Leitsatz (amtlich)
1. Im Falle der Kollision des Nachfolgenden mit einem Vorausfahrenden Verkehrsteilnehmer, der den linken Fahrstreifen befährt und zum Zwecke des Wendens durch einen Mittelstreifendurchbruch anhält, ergibt sich kein Anscheinsbeweis gegen den Wendenden.
2. Im Falle der Kollision des Nachfolgenden mit einem Vorausfahrenden Verkehrsteilnehmer, der zum Zwecke des Wendens sich nicht möglichst weit eingeordnet hatte, aus dem mittleren Fahrstreifen nach links gewechselt hat oder direkt vom Fahrbahnrand angefahren war, spricht jedoch gegen letzteren der Anscheinsbeweis für die schuldhafte Verursachung des Unfalls.
3. Der Anscheinsbeweis gegen den Auffahrenden greift nicht ein, wenn gegen die hintere Seite des Vorausfahrenden gestoßen wird; erforderlich ist vielmehr ein Anstoß gegen dass Heck, wobei bei den Anstoßstellen der Fahrzeuge wenigstens eine Teilüberdeckung von Heck und Front vorliegen muss.
Verfahrensgang
LG Berlin (Aktenzeichen 17 O 194/06) |
Tenor
1. Der Senat beabsichtigt, die Berufung des Klägers durch Beschluss zurückzuweisen, weil sie keine Aussicht auf Erfolg hat (§ 522 Abs. 2 ZPO).
○ ○ ○ ○ ○ ○ ○
§ **Gestellte Aufgabe**
Geben Sie aus dem ausgewählten Auszug alles von „2. Im Falle“ bis hinunter zu „Front vorliegen muss.“ wortgetreu wieder. Stützen Sie sich ausschließlich auf den ausgewählten Auszug.
○ ○ ○ ○ ○ ○ ○
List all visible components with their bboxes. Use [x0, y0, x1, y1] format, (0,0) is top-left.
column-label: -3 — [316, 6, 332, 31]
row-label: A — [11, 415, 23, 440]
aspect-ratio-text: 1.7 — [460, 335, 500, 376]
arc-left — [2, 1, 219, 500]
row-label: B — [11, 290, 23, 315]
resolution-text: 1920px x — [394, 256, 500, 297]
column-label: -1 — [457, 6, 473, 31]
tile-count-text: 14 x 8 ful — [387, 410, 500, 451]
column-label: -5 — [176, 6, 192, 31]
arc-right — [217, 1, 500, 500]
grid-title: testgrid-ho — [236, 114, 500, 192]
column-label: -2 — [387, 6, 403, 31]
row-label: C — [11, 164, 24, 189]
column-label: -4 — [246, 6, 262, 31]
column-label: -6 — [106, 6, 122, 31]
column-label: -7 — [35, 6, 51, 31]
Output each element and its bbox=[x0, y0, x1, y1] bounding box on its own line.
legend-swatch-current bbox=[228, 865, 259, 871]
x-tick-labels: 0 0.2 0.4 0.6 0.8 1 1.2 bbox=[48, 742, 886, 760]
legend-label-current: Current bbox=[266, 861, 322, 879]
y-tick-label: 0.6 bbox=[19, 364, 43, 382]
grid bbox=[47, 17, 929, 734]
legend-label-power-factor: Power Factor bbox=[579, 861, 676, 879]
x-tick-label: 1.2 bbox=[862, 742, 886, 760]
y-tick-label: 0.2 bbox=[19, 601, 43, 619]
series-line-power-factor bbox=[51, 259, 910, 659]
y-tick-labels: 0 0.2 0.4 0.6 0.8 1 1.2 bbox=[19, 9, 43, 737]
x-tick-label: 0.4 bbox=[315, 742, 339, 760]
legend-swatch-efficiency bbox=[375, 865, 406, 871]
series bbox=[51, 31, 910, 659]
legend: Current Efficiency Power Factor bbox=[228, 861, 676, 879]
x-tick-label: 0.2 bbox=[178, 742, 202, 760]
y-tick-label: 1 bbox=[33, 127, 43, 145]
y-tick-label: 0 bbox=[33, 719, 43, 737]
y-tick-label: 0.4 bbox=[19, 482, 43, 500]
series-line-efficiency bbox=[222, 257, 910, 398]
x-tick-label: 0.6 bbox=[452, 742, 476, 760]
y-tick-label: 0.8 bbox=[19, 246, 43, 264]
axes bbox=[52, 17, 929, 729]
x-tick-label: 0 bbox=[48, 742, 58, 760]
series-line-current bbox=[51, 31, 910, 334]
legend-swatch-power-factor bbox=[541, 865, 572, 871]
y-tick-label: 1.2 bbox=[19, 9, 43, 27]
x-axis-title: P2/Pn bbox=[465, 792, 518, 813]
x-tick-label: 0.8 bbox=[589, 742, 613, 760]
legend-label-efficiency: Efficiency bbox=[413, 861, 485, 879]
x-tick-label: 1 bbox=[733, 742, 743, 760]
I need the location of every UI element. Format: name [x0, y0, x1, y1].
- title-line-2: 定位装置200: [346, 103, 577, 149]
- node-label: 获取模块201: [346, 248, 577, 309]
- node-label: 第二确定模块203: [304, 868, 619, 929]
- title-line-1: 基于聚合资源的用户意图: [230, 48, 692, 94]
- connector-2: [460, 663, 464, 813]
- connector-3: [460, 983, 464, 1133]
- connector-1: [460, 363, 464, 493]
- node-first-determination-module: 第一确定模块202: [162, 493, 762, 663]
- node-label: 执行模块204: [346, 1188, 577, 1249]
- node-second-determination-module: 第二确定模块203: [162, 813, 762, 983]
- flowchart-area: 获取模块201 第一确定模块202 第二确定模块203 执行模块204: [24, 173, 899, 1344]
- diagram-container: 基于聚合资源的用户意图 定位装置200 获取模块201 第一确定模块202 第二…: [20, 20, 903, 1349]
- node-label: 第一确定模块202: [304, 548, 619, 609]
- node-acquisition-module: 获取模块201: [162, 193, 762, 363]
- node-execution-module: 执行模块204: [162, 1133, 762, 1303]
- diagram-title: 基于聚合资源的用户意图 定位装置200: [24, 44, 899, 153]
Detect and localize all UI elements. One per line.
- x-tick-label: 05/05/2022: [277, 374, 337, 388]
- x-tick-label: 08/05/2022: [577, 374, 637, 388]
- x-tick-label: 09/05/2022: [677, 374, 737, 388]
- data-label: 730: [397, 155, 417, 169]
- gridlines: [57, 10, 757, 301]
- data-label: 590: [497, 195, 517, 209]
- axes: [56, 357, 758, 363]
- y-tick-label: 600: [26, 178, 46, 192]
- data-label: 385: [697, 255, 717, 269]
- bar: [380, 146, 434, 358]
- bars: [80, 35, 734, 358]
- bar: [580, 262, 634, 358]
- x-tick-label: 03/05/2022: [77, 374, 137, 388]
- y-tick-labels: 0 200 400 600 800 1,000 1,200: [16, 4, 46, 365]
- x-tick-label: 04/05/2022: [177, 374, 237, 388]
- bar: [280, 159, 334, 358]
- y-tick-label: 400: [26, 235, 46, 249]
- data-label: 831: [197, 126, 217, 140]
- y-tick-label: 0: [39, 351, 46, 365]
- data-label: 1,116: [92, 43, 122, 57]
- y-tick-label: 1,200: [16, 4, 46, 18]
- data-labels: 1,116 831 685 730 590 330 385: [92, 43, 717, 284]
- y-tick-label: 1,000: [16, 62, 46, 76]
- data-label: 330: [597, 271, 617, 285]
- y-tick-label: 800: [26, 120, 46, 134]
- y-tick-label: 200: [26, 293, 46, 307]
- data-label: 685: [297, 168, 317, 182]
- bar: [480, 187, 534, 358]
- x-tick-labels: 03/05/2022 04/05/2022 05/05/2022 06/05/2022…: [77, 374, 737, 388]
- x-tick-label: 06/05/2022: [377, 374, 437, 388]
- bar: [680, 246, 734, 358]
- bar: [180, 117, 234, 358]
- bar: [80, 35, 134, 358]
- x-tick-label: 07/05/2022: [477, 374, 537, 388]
○ ○ ○ ○ ○ ○ ○
§ **Vollständige Antwort**
2. Im Falle der Kollision des Nachfolgenden mit einem Vorausfahrenden Verkehrsteilnehmer, der zum Zwecke des Wendens sich nicht möglichst weit eingeordnet hatte, aus dem mittleren Fahrstreifen nach links gewechselt hat oder direkt vom Fahrbahnrand angefahren war, spricht jedoch gegen letzteren der Anscheinsbeweis für die schuldhafte Verursachung des Unfalls.
3. Der Anscheinsbeweis gegen den Auffahrenden greift nicht ein, wenn gegen die hintere Seite des Vorausfahrenden gestoßen wird; erforderlich ist vielmehr ein Anstoß gegen dass Heck, wobei bei den Anstoßstellen der Fahrzeuge wenigstens eine Teilüberdeckung von Heck und Front vorliegen muss.